### [Figure record listings]

....

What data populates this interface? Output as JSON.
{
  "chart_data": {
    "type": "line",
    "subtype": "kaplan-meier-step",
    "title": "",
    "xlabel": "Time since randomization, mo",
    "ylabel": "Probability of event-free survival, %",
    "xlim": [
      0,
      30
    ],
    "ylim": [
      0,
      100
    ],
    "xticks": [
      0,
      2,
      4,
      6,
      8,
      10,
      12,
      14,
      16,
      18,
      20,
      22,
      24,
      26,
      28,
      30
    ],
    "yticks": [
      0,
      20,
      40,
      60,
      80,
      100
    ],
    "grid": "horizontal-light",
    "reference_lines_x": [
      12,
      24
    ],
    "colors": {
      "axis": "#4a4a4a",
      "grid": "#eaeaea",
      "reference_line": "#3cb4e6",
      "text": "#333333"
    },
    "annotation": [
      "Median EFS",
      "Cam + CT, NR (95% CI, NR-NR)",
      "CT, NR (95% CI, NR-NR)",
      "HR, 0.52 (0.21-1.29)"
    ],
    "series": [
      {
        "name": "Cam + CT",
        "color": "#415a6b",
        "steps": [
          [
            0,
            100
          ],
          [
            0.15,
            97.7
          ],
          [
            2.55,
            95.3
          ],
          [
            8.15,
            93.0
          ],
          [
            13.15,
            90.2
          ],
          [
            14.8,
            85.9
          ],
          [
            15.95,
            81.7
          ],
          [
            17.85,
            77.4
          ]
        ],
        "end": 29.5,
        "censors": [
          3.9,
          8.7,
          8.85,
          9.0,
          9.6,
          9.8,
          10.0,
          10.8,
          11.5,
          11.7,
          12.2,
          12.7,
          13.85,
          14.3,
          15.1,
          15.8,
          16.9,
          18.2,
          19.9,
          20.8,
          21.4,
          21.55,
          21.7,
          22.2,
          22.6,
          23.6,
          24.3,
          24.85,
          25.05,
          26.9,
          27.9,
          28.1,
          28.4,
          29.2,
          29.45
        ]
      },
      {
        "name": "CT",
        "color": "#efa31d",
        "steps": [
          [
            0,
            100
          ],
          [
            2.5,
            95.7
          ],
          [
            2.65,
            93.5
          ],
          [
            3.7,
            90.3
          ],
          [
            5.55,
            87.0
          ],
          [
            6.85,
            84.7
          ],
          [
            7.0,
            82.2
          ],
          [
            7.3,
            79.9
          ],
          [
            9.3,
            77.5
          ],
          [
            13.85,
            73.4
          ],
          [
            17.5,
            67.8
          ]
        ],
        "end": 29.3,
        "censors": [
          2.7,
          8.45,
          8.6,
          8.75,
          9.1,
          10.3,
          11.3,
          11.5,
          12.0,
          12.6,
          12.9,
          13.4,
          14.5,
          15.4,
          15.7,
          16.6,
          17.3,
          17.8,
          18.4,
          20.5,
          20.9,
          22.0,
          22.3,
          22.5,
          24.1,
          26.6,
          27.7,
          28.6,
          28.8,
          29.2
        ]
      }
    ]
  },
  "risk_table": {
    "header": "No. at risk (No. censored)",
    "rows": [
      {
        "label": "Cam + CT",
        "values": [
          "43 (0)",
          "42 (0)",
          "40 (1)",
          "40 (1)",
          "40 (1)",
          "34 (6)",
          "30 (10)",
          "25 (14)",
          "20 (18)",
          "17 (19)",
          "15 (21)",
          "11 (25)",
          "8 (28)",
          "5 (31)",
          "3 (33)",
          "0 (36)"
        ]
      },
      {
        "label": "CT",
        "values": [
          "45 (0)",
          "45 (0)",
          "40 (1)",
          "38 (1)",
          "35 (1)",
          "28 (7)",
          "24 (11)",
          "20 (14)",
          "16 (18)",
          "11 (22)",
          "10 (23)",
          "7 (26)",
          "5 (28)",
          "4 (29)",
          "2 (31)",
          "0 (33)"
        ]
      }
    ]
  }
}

....

### [Given task]
Could you quote the material above in full, exactly as it stands?

### [Solution]
What data populates this interface? Output as JSON.
{
  "chart_data": {
    "type": "line",
    "subtype": "kaplan-meier-step",
    "title": "",
    "xlabel": "Time since randomization, mo",
    "ylabel": "Probability of event-free survival, %",
    "xlim": [
      0,
      30
    ],
    "ylim": [
      0,
      100
    ],
    "xticks": [
      0,
      2,
      4,
      6,
      8,
      10,
      12,
      14,
      16,
      18,
      20,
      22,
      24,
      26,
      28,
      30
    ],
    "yticks": [
      0,
      20,
      40,
      60,
      80,
      100
    ],
    "grid": "horizontal-light",
    "reference_lines_x": [
      12,
      24
    ],
    "colors": {
      "axis": "#4a4a4a",
      "grid": "#eaeaea",
      "reference_line": "#3cb4e6",
      "text": "#333333"
    },
    "annotation": [
      "Median EFS",
      "Cam + CT, NR (95% CI, NR-NR)",
      "CT, NR (95% CI, NR-NR)",
      "HR, 0.52 (0.21-1.29)"
    ],
    "series": [
      {
        "name": "Cam + CT",
        "color": "#415a6b",
        "steps": [
          [
            0,
            100
          ],
          [
            0.15,
            97.7
          ],
          [
            2.55,
            95.3
          ],
          [
            8.15,
            93.0
          ],
          [
            13.15,
            90.2
          ],
          [
            14.8,
            85.9
          ],
          [
            15.95,
            81.7
          ],
          [
            17.85,
            77.4
          ]
        ],
        "end": 29.5,
        "censors": [
          3.9,
          8.7,
          8.85,
          9.0,
          9.6,
          9.8,
          10.0,
          10.8,
          11.5,
          11.7,
          12.2,
          12.7,
          13.85,
          14.3,
          15.1,
          15.8,
          16.9,
          18.2,
          19.9,
          20.8,
          21.4,
          21.55,
          21.7,
          22.2,
          22.6,
          23.6,
          24.3,
          24.85,
          25.05,
          26.9,
          27.9,
          28.1,
          28.4,
          29.2,
          29.45
        ]
      },
      {
        "name": "CT",
        "color": "#efa31d",
        "steps": [
          [
            0,
            100
          ],
          [
            2.5,
            95.7
          ],
          [
            2.65,
            93.5
          ],
          [
            3.7,
            90.3
          ],
          [
            5.55,
            87.0
          ],
          [
            6.85,
            84.7
          ],
          [
            7.0,
            82.2
          ],
          [
            7.3,
            79.9
          ],
          [
            9.3,
            77.5
          ],
          [
            13.85,
            73.4
          ],
          [
            17.5,
            67.8
          ]
        ],
        "end": 29.3,
        "censors": [
          2.7,
          8.45,
          8.6,
          8.75,
          9.1,
          10.3,
          11.3,
          11.5,
          12.0,
          12.6,
          12.9,
          13.4,
          14.5,
          15.4,
          15.7,
          16.6,
          17.3,
          17.8,
          18.4,
          20.5,
          20.9,
          22.0,
          22.3,
          22.5,
          24.1,
          26.6,
          27.7,
          28.6,
          28.8,
          29.2
        ]
      }
    ]
  },
  "risk_table": {
    "header": "No. at risk (No. censored)",
    "rows": [
      {
        "label": "Cam + CT",
        "values": [
          "43 (0)",
          "42 (0)",
          "40 (1)",
          "40 (1)",
          "40 (1)",
          "34 (6)",
          "30 (10)",
          "25 (14)",
          "20 (18)",
          "17 (19)",
          "15 (21)",
          "11 (25)",
          "8 (28)",
          "5 (31)",
          "3 (33)",
          "0 (36)"
        ]
      },
      {
        "label": "CT",
        "values": [
          "45 (0)",
          "45 (0)",
          "40 (1)",
          "38 (1)",
          "35 (1)",
          "28 (7)",
          "24 (11)",
          "20 (14)",
          "16 (18)",
          "11 (22)",
          "10 (23)",
          "7 (26)",
          "5 (28)",
          "4 (29)",
          "2 (31)",
          "0 (33)"
        ]
      }
    ]
  }
}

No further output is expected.